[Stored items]
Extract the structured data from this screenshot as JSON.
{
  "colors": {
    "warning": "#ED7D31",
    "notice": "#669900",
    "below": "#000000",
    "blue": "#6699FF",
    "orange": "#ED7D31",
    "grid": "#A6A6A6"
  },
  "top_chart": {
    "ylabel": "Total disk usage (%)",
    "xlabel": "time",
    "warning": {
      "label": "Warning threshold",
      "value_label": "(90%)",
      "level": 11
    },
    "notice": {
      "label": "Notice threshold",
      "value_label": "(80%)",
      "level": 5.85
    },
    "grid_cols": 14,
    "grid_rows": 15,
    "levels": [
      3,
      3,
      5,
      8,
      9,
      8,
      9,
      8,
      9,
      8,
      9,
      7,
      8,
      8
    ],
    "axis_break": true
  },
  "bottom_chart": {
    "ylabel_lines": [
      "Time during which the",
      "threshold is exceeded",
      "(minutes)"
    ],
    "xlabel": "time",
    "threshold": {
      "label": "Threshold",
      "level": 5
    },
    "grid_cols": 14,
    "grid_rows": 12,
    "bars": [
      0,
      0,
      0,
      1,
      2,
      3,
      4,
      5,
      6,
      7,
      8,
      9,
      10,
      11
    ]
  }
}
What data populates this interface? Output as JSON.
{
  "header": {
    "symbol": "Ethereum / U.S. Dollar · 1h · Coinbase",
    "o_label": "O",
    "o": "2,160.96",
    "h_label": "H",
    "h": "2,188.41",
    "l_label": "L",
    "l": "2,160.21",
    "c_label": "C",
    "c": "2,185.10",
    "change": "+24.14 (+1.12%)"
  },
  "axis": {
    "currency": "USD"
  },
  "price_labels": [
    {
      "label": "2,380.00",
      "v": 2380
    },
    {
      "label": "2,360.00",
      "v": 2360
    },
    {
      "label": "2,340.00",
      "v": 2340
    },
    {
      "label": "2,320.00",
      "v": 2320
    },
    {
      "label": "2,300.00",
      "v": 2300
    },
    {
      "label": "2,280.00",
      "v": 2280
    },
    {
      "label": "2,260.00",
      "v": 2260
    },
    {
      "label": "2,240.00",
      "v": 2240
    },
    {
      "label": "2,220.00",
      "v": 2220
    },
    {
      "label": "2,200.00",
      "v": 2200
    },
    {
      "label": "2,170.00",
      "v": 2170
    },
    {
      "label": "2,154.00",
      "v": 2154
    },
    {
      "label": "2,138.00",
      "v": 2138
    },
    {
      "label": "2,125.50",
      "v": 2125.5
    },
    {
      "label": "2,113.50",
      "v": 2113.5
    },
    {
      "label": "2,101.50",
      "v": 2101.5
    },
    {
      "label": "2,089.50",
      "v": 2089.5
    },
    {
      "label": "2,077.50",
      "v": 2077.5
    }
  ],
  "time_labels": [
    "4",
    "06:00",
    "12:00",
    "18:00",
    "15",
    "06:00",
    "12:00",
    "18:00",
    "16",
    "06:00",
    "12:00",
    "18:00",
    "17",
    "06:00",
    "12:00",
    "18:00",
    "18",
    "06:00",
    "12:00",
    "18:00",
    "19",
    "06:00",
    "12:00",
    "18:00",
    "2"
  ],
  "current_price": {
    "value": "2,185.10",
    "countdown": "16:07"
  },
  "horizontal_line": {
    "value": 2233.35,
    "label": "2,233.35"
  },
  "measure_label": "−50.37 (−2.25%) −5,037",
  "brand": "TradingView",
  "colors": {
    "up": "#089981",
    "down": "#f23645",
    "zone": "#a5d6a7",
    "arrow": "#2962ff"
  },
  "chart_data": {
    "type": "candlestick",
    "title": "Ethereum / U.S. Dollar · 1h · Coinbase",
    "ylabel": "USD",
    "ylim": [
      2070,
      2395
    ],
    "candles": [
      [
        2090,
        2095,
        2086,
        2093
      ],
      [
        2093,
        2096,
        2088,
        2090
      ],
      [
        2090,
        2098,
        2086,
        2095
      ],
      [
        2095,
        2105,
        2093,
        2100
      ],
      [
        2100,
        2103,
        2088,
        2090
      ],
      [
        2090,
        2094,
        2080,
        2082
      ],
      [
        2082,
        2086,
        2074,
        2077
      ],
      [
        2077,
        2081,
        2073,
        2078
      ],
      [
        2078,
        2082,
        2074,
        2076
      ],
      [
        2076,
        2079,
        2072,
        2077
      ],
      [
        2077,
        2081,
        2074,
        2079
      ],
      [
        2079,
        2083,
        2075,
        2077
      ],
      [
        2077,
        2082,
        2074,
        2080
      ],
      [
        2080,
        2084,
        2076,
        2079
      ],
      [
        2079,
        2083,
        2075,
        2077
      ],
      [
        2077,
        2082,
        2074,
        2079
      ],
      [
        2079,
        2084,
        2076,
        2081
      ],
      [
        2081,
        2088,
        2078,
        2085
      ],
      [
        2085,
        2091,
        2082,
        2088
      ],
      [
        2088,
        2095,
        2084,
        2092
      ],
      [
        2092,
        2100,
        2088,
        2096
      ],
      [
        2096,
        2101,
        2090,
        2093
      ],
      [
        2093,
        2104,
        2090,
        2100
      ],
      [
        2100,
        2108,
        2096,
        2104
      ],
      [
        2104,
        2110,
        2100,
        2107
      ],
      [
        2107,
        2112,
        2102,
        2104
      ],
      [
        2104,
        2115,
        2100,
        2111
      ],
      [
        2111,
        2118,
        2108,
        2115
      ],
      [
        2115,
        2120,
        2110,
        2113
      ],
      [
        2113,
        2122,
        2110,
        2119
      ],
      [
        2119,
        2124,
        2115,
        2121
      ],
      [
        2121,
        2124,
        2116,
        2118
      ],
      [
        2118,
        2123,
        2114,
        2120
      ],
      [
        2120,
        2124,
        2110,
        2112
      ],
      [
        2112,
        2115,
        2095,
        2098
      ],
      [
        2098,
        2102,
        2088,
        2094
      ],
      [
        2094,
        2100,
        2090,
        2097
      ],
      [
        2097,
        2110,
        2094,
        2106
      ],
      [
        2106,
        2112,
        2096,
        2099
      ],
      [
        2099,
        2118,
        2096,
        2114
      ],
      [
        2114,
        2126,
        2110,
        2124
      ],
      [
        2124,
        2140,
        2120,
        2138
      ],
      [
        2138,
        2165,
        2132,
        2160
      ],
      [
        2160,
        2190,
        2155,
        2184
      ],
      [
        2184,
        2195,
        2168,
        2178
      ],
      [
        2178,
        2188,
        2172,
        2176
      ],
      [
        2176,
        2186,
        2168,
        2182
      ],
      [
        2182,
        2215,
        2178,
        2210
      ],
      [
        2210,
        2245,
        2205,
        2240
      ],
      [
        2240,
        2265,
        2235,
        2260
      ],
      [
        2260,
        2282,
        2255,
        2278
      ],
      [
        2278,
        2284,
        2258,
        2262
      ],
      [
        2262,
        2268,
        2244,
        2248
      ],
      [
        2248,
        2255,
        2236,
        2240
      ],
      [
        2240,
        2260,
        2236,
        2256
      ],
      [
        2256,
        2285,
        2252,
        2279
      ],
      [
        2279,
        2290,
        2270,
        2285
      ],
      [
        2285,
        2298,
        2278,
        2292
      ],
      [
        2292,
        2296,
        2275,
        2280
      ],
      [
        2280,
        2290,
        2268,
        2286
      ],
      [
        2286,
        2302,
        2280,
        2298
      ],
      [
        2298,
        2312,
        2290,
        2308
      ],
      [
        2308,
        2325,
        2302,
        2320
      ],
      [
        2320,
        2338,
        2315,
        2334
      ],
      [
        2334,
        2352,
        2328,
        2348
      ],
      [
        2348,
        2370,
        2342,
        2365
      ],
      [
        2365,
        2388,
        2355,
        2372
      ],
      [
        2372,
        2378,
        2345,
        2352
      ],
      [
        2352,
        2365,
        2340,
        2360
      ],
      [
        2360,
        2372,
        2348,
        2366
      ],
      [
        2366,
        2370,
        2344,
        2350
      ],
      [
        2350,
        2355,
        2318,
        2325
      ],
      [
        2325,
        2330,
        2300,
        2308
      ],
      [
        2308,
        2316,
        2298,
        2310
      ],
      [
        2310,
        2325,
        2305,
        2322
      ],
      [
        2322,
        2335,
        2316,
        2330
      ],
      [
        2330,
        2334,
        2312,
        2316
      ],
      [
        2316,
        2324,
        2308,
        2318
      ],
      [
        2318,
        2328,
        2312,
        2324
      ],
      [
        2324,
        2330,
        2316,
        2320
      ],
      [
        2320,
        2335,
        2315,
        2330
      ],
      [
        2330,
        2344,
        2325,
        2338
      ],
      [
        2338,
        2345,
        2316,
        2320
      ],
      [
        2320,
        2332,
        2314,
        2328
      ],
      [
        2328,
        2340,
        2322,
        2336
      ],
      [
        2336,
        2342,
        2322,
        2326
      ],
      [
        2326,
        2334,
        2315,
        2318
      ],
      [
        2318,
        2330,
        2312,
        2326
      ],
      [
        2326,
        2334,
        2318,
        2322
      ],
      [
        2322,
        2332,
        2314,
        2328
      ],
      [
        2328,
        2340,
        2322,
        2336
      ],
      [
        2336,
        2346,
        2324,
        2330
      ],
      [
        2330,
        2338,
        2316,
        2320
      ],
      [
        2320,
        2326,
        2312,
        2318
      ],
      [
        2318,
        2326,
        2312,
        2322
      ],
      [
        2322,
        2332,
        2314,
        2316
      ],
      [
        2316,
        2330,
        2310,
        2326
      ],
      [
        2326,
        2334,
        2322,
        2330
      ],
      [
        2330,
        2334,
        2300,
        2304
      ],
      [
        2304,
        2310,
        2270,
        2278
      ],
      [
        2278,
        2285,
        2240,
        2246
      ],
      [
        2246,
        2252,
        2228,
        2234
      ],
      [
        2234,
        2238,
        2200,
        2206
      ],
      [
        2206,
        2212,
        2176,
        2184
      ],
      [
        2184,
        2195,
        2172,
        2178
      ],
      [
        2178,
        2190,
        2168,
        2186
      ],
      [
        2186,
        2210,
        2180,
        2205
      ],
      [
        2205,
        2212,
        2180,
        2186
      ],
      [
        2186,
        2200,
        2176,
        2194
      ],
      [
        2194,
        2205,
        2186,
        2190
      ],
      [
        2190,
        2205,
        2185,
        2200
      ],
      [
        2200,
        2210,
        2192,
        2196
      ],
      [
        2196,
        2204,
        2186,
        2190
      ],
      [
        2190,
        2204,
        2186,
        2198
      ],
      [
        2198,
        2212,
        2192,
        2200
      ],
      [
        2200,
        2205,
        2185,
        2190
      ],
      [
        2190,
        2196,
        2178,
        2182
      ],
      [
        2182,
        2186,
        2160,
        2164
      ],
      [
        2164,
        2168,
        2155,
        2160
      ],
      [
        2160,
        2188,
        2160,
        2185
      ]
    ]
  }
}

**Exercise objective**: Out of the material above, select every line that holds the string "JSON".

**Reply to the exercise**:
Extract the structured data from this screenshot as JSON.
What data populates this interface? Output as JSON.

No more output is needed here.